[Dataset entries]
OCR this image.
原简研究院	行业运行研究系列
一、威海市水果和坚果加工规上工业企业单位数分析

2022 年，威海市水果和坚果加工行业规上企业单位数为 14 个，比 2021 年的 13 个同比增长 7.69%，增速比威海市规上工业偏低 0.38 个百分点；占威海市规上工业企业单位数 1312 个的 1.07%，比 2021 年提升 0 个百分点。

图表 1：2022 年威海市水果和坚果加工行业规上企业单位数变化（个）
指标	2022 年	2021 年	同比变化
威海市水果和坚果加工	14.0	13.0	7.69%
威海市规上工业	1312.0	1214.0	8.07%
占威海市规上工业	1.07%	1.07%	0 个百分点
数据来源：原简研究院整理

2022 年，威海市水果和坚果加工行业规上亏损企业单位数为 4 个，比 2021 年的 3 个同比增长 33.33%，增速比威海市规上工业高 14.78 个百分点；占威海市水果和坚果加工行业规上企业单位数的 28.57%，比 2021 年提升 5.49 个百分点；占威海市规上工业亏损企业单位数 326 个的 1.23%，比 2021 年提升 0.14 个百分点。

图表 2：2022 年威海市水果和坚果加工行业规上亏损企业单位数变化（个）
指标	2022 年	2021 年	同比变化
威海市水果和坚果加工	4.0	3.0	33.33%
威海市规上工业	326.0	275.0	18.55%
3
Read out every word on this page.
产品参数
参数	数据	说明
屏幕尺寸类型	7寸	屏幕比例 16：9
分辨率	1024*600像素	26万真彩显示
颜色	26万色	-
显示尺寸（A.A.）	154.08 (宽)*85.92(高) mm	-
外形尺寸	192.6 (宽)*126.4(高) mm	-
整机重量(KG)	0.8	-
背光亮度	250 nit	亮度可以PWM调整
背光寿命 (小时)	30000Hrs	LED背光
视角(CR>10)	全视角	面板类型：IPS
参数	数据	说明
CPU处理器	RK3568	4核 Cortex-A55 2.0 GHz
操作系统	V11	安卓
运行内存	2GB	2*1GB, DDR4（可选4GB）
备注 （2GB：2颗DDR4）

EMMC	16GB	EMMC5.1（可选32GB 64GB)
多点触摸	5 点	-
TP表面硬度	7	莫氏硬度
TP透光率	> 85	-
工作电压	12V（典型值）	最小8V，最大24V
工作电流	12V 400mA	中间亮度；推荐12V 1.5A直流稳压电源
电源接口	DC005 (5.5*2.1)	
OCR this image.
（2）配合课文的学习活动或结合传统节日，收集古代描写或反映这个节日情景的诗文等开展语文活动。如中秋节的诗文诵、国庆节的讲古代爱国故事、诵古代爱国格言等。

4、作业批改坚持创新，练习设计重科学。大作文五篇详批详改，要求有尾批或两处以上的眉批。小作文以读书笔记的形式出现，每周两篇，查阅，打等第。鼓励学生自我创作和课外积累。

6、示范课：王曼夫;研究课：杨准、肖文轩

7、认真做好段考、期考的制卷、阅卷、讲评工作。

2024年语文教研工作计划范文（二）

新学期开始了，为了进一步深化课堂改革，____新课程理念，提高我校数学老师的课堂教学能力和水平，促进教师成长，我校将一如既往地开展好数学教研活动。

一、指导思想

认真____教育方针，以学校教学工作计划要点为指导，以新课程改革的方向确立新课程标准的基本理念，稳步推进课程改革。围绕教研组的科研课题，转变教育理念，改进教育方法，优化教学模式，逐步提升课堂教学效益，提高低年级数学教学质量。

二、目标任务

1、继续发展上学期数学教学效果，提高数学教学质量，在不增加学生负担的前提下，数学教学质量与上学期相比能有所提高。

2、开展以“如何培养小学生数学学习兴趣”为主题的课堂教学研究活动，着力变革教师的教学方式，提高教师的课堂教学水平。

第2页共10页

▶ [SHORT TASK]: Recopy the entries above exactly, with every line included.

▶ [RESPONSE TO THE EXERCISE]:
OCR this image.
原简研究院	行业运行研究系列
一、威海市水果和坚果加工规上工业企业单位数分析

2022 年，威海市水果和坚果加工行业规上企业单位数为 14 个，比 2021 年的 13 个同比增长 7.69%，增速比威海市规上工业偏低 0.38 个百分点；占威海市规上工业企业单位数 1312 个的 1.07%，比 2021 年提升 0 个百分点。

图表 1：2022 年威海市水果和坚果加工行业规上企业单位数变化（个）
指标	2022 年	2021 年	同比变化
威海市水果和坚果加工	14.0	13.0	7.69%
威海市规上工业	1312.0	1214.0	8.07%
占威海市规上工业	1.07%	1.07%	0 个百分点
数据来源：原简研究院整理

2022 年，威海市水果和坚果加工行业规上亏损企业单位数为 4 个，比 2021 年的 3 个同比增长 33.33%，增速比威海市规上工业高 14.78 个百分点；占威海市水果和坚果加工行业规上企业单位数的 28.57%，比 2021 年提升 5.49 个百分点；占威海市规上工业亏损企业单位数 326 个的 1.23%，比 2021 年提升 0.14 个百分点。

图表 2：2022 年威海市水果和坚果加工行业规上亏损企业单位数变化（个）
指标	2022 年	2021 年	同比变化
威海市水果和坚果加工	4.0	3.0	33.33%
威海市规上工业	326.0	275.0	18.55%
3
Read out every word on this page.
产品参数
参数	数据	说明
屏幕尺寸类型	7寸	屏幕比例 16：9
分辨率	1024*600像素	26万真彩显示
颜色	26万色	-
显示尺寸（A.A.）	154.08 (宽)*85.92(高) mm	-
外形尺寸	192.6 (宽)*126.4(高) mm	-
整机重量(KG)	0.8	-
背光亮度	250 nit	亮度可以PWM调整
背光寿命 (小时)	30000Hrs	LED背光
视角(CR>10)	全视角	面板类型：IPS
参数	数据	说明
CPU处理器	RK3568	4核 Cortex-A55 2.0 GHz
操作系统	V11	安卓
运行内存	2GB	2*1GB, DDR4（可选4GB）
备注 （2GB：2颗DDR4）

EMMC	16GB	EMMC5.1（可选32GB 64GB)
多点触摸	5 点	-
TP表面硬度	7	莫氏硬度
TP透光率	> 85	-
工作电压	12V（典型值）	最小8V，最大24V
工作电流	12V 400mA	中间亮度；推荐12V 1.5A直流稳压电源
电源接口	DC005 (5.5*2.1)	
OCR this image.
（2）配合课文的学习活动或结合传统节日，收集古代描写或反映这个节日情景的诗文等开展语文活动。如中秋节的诗文诵、国庆节的讲古代爱国故事、诵古代爱国格言等。

4、作业批改坚持创新，练习设计重科学。大作文五篇详批详改，要求有尾批或两处以上的眉批。小作文以读书笔记的形式出现，每周两篇，查阅，打等第。鼓励学生自我创作和课外积累。

6、示范课：王曼夫;研究课：杨准、肖文轩

7、认真做好段考、期考的制卷、阅卷、讲评工作。

2024年语文教研工作计划范文（二）

新学期开始了，为了进一步深化课堂改革，____新课程理念，提高我校数学老师的课堂教学能力和水平，促进教师成长，我校将一如既往地开展好数学教研活动。

一、指导思想

认真____教育方针，以学校教学工作计划要点为指导，以新课程改革的方向确立新课程标准的基本理念，稳步推进课程改革。围绕教研组的科研课题，转变教育理念，改进教育方法，优化教学模式，逐步提升课堂教学效益，提高低年级数学教学质量。

二、目标任务

1、继续发展上学期数学教学效果，提高数学教学质量，在不增加学生负担的前提下，数学教学质量与上学期相比能有所提高。

2、开展以“如何培养小学生数学学习兴趣”为主题的课堂教学研究活动，着力变革教师的教学方式，提高教师的课堂教学水平。

第2页共10页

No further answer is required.